• [YOUR TASK] Copy each line containing the word "total" from the records that follow, please.

• [EXERCISE INPUT]

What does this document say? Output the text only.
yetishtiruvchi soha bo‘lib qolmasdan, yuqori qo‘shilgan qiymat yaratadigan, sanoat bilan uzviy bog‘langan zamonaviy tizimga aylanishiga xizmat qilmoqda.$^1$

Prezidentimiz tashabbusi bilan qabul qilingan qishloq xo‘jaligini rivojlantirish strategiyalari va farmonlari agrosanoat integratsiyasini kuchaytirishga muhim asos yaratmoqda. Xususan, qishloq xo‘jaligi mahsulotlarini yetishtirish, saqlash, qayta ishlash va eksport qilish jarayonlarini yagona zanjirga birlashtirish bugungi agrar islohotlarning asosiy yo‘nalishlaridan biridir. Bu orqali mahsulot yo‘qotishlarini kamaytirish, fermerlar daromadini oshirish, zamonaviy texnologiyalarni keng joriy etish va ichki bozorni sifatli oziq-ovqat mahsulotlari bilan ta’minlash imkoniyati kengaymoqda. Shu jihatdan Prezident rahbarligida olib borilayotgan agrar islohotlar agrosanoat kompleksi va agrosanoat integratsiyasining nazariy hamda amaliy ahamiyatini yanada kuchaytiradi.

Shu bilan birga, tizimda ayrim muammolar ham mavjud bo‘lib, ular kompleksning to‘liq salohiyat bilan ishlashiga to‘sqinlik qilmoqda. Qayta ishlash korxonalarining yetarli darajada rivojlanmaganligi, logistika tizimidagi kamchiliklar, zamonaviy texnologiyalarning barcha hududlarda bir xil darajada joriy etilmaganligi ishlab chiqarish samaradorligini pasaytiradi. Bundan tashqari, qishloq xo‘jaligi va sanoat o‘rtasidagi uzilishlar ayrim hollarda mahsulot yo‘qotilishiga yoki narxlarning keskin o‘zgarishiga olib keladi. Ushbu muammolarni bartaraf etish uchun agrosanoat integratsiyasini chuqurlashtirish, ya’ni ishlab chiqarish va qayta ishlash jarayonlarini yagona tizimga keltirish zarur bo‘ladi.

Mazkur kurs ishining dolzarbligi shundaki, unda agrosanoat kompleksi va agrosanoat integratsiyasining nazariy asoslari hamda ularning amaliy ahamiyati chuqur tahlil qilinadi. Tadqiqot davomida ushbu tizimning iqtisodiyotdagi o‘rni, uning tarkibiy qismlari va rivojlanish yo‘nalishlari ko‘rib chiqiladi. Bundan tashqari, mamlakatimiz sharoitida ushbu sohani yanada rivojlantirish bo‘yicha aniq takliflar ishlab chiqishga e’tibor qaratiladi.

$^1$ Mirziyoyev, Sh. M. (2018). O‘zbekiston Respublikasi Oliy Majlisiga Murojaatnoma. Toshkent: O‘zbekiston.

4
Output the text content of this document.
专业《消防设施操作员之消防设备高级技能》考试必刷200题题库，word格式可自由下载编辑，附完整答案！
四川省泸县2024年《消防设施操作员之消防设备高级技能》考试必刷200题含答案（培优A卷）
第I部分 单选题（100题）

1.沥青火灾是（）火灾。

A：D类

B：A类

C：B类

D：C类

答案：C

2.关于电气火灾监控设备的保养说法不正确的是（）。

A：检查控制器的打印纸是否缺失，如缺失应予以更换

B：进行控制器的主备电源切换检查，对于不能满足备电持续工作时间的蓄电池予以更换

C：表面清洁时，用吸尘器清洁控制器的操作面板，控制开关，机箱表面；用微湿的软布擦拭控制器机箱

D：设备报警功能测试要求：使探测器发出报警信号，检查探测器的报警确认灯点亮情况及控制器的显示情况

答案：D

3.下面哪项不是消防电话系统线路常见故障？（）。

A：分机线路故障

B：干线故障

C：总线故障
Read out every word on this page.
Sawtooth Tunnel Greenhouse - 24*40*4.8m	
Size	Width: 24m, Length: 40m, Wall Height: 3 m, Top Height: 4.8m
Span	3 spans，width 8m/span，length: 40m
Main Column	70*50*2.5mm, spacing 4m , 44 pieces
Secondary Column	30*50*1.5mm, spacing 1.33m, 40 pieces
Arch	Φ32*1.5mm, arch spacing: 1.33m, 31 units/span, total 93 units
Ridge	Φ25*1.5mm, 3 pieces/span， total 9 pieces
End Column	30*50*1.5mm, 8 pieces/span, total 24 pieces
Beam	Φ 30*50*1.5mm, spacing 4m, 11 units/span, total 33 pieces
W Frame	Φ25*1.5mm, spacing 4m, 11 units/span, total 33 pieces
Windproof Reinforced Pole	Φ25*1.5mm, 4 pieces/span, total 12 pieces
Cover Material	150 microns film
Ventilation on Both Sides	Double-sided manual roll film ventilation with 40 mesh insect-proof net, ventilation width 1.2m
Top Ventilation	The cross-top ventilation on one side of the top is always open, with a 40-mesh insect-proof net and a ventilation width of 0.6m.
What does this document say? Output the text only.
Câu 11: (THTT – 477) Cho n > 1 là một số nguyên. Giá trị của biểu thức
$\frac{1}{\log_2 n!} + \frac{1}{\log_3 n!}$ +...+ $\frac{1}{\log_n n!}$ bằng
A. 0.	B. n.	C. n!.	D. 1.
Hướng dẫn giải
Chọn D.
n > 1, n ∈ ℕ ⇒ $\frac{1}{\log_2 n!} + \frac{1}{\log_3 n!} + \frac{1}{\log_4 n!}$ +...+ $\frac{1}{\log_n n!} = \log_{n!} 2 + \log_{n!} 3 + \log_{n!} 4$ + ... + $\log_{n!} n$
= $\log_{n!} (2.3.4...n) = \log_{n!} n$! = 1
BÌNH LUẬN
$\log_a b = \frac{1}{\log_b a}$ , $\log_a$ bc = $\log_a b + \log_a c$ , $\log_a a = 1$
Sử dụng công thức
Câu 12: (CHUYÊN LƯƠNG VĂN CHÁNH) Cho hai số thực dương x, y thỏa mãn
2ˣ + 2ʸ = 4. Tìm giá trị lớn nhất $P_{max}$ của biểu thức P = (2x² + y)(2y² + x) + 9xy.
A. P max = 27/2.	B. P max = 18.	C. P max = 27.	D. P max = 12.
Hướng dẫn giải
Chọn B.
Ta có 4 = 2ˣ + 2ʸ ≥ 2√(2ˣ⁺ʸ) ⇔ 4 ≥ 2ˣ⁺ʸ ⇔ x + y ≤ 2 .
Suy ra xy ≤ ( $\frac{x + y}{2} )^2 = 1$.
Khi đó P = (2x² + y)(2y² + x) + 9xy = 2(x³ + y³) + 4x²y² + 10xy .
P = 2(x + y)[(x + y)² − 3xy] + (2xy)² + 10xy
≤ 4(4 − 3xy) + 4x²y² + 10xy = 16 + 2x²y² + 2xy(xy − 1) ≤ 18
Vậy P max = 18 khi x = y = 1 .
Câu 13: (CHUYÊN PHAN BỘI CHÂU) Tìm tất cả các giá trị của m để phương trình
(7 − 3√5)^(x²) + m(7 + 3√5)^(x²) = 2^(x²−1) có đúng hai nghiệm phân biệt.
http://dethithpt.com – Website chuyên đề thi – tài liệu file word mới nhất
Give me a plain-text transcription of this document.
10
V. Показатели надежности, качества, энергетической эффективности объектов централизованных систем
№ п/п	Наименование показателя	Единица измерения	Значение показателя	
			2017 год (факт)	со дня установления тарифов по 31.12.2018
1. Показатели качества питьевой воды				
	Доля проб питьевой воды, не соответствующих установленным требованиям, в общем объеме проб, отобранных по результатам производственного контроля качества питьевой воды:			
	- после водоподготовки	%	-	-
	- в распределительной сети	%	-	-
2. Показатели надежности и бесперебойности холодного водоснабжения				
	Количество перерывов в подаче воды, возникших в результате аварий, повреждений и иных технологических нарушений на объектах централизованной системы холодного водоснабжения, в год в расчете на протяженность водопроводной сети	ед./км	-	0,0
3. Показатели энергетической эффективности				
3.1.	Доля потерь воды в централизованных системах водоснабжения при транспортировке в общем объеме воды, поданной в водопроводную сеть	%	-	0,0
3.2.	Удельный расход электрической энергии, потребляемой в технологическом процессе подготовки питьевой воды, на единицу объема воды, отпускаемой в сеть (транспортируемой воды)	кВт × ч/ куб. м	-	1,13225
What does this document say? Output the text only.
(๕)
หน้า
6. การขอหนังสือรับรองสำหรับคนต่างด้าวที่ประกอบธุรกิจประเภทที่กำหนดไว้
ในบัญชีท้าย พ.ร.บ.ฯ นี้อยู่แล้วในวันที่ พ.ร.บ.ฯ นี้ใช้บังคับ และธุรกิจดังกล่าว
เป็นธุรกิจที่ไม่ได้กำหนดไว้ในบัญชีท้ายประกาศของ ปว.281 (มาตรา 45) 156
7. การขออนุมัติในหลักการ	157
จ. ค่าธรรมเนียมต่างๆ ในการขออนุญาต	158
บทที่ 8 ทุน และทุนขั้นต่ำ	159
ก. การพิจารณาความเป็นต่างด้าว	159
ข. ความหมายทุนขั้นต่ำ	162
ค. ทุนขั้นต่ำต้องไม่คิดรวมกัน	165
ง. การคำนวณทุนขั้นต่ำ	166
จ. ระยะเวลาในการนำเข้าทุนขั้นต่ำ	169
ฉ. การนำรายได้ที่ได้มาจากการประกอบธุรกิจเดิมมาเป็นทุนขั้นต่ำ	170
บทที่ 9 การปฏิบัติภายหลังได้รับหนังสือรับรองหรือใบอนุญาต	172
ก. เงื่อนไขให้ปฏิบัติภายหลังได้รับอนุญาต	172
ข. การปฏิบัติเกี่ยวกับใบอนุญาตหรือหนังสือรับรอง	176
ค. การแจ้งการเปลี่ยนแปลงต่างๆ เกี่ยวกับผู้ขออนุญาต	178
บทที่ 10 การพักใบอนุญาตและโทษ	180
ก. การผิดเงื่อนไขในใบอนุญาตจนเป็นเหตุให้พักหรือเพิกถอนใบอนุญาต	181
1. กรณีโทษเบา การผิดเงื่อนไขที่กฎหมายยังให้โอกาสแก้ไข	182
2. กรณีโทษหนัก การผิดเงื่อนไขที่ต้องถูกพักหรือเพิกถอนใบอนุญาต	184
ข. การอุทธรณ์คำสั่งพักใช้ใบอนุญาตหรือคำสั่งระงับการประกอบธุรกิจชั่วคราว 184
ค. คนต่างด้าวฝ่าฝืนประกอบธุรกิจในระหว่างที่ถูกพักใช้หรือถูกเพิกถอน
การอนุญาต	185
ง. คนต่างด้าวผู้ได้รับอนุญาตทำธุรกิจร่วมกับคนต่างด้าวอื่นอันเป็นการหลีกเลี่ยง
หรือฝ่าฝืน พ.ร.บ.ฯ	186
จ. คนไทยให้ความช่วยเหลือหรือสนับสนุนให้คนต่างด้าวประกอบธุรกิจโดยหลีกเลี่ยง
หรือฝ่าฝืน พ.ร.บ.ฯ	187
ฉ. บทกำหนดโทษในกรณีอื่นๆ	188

• [WRITTEN RESPONSE]
Arch	Φ32*1.5mm, arch spacing: 1.33m, 31 units/span, total 93 units
Ridge	Φ25*1.5mm, 3 pieces/span， total 9 pieces
End Column	30*50*1.5mm, 8 pieces/span, total 24 pieces
Beam	Φ 30*50*1.5mm, spacing 4m, 11 units/span, total 33 pieces
W Frame	Φ25*1.5mm, spacing 4m, 11 units/span, total 33 pieces
Windproof Reinforced Pole	Φ25*1.5mm, 4 pieces/span, total 12 pieces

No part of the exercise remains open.